TEXT TO READ –
------

Suppose that there is a cyclic group $G$ of order $n$ with a generator $g$. Also suppose that $r$ is a fixed integer. Then define a homomorphism function $f: G \rightarrow G$, $f(x) = x^r$.
How do we get that $f(x) = r \cdot x$?
Quote:
Theorem: Let $G$ be a cyclic group of order $n$ with generator $g$. Fix an integer $r$, and define $f : G \rightarrow G$ by $f(x) = x^r$. This map $f$ is a group homomorphism of $G$ to itself. If $gcd(r, n) = 1$, then $f$ is an isomorphism, and in that case every $y ∈ G$ has a unique $r$th root. More generally, order of kernel of $f = gcd(r, n)$, order of image of $f = n/gcd(r, n)$. If an element $y$ has an $r$th root, then it has exactly $gcd(r, n)$ of them. There are exactly $n/gcd(r, n)$ $r$th powers in $G$. Proof: Since $G$ is abelian the map $f$ is a homomorphism. Use the fact that $G$ is isomorphic to $\mathbb{Z}/n$. Converting to the additive notation for $\mathbb{Z}/n$-with-addition, f is $f(x) = r · x$

------

ENTRIES PROVIDED –
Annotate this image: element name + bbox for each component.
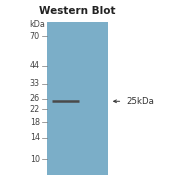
Text: 26: 26 [30,94,40,103]
Text: 18: 18 [30,118,40,127]
Text: 22: 22 [30,105,40,114]
Bar [47,22,108,175]
Text: 25kDa: 25kDa [126,97,154,106]
Text: 33: 33 [30,79,40,88]
Text: 70: 70 [30,32,40,41]
Text: 44: 44 [30,61,40,70]
Text: Western Blot: Western Blot [39,6,116,16]
Text: 14: 14 [30,134,40,143]
Text: 10: 10 [30,155,40,164]
Text: kDa: kDa [29,20,45,29]
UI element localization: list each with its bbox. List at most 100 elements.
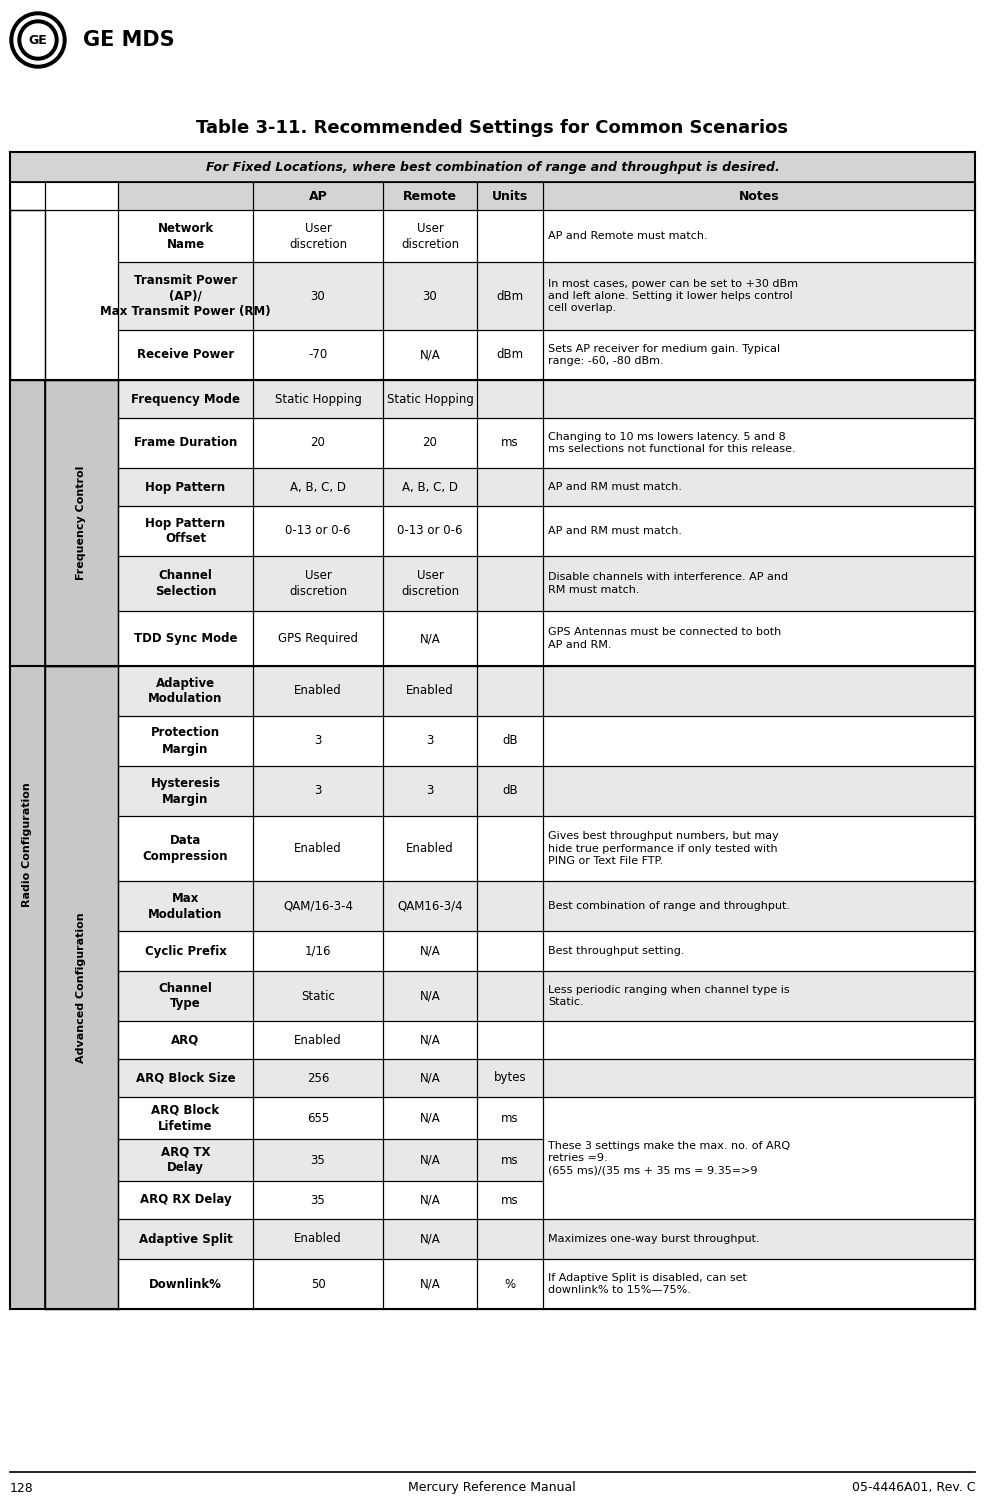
Bar [477, 555, 543, 611]
Bar [383, 380, 477, 417]
Bar [477, 766, 543, 817]
Bar [118, 1060, 253, 1097]
Text: Less periodic ranging when channel type is
Static.: Less periodic ranging when channel type … [548, 985, 790, 1007]
Bar [383, 468, 477, 506]
Bar [253, 1060, 383, 1097]
Text: Disable channels with interference. AP and
RM must match.: Disable channels with interference. AP a… [548, 572, 788, 594]
Bar [253, 931, 383, 971]
Bar [383, 1060, 477, 1097]
Bar [543, 330, 975, 380]
Bar [477, 1139, 543, 1181]
Text: QAM16-3/4: QAM16-3/4 [397, 899, 463, 913]
Text: Downlink%: Downlink% [149, 1277, 222, 1291]
Bar [543, 666, 975, 716]
Text: Frequency Mode: Frequency Mode [131, 392, 240, 405]
Bar [383, 417, 477, 468]
Text: Hysteresis
Margin: Hysteresis Margin [151, 776, 221, 806]
Bar [45, 666, 118, 1309]
Text: User
discretion: User discretion [401, 222, 459, 251]
Text: ms: ms [501, 1153, 519, 1166]
Text: For Fixed Locations, where best combination of range and throughput is desired.: For Fixed Locations, where best combinat… [206, 161, 779, 174]
Bar [253, 1181, 383, 1219]
Text: 3: 3 [314, 785, 322, 797]
Bar [543, 1060, 975, 1097]
Bar [253, 210, 383, 263]
Text: Cyclic Prefix: Cyclic Prefix [145, 944, 227, 958]
Bar [477, 1259, 543, 1309]
Bar [253, 766, 383, 817]
Text: %: % [504, 1277, 515, 1291]
Text: N/A: N/A [420, 632, 440, 645]
Text: AP: AP [308, 189, 327, 203]
Text: 3: 3 [314, 734, 322, 747]
Bar [383, 263, 477, 330]
Bar [477, 611, 543, 666]
Bar [383, 1097, 477, 1139]
Text: If Adaptive Split is disabled, can set
downlink% to 15%—75%.: If Adaptive Split is disabled, can set d… [548, 1273, 747, 1295]
Bar [118, 380, 253, 417]
Bar [253, 1021, 383, 1060]
Text: Notes: Notes [739, 189, 779, 203]
Bar [543, 468, 975, 506]
Text: Mercury Reference Manual: Mercury Reference Manual [408, 1481, 576, 1495]
Text: N/A: N/A [420, 989, 440, 1003]
Bar [543, 971, 975, 1021]
Text: A, B, C, D: A, B, C, D [290, 480, 346, 494]
Text: Static: Static [301, 989, 335, 1003]
Bar [118, 182, 253, 210]
Bar [118, 417, 253, 468]
Bar [118, 666, 253, 716]
Text: Best combination of range and throughput.: Best combination of range and throughput… [548, 901, 790, 911]
Text: Hop Pattern: Hop Pattern [146, 480, 226, 494]
Text: Channel
Selection: Channel Selection [155, 569, 217, 597]
Text: Radio Configuration: Radio Configuration [23, 782, 33, 907]
Text: Enabled: Enabled [295, 684, 342, 698]
Bar [477, 971, 543, 1021]
Text: Remote: Remote [403, 189, 457, 203]
Bar [118, 1259, 253, 1309]
Bar [383, 817, 477, 881]
Text: AP and RM must match.: AP and RM must match. [548, 482, 682, 492]
Text: N/A: N/A [420, 944, 440, 958]
Bar [253, 666, 383, 716]
Text: dB: dB [502, 734, 518, 747]
Bar [253, 182, 383, 210]
Bar [118, 766, 253, 817]
Bar [118, 330, 253, 380]
Bar [477, 506, 543, 555]
Text: These 3 settings make the max. no. of ARQ
retries =9.
(655 ms)/(35 ms + 35 ms = : These 3 settings make the max. no. of AR… [548, 1141, 790, 1175]
Circle shape [18, 20, 58, 60]
Text: N/A: N/A [420, 1072, 440, 1085]
Bar [543, 881, 975, 931]
Bar [477, 182, 543, 210]
Bar [543, 1219, 975, 1259]
Bar [477, 881, 543, 931]
Text: N/A: N/A [420, 1034, 440, 1046]
Bar [477, 417, 543, 468]
Text: 30: 30 [310, 290, 325, 303]
Text: 20: 20 [423, 437, 437, 449]
Bar [477, 1021, 543, 1060]
Text: N/A: N/A [420, 1193, 440, 1207]
Text: 256: 256 [306, 1072, 329, 1085]
Bar [253, 611, 383, 666]
Text: 3: 3 [427, 785, 433, 797]
Bar [477, 1097, 543, 1139]
Text: Enabled: Enabled [295, 1034, 342, 1046]
Text: GE: GE [29, 35, 47, 48]
Bar [477, 263, 543, 330]
Text: 50: 50 [310, 1277, 325, 1291]
Text: Hop Pattern
Offset: Hop Pattern Offset [146, 516, 226, 545]
Text: Maximizes one-way burst throughput.: Maximizes one-way burst throughput. [548, 1234, 759, 1244]
Text: 1/16: 1/16 [304, 944, 331, 958]
Bar [118, 555, 253, 611]
Text: ARQ: ARQ [171, 1034, 200, 1046]
Bar [383, 971, 477, 1021]
Bar [543, 555, 975, 611]
Bar [253, 380, 383, 417]
Bar [118, 716, 253, 766]
Bar [118, 1097, 253, 1139]
Bar [10, 182, 45, 210]
Bar [383, 210, 477, 263]
Bar [477, 931, 543, 971]
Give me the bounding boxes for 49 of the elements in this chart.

------

Can you quote the cyclic group post word for word between "Suppose that there" and "G$, $f(x) = x^r$.", inclusive?

Suppose that there is a cyclic group $G$ of order $n$ with a generator $g$. Also suppose that $r$ is a fixed integer. Then define a homomorphism function $f: G \rightarrow G$, $f(x) = x^r$.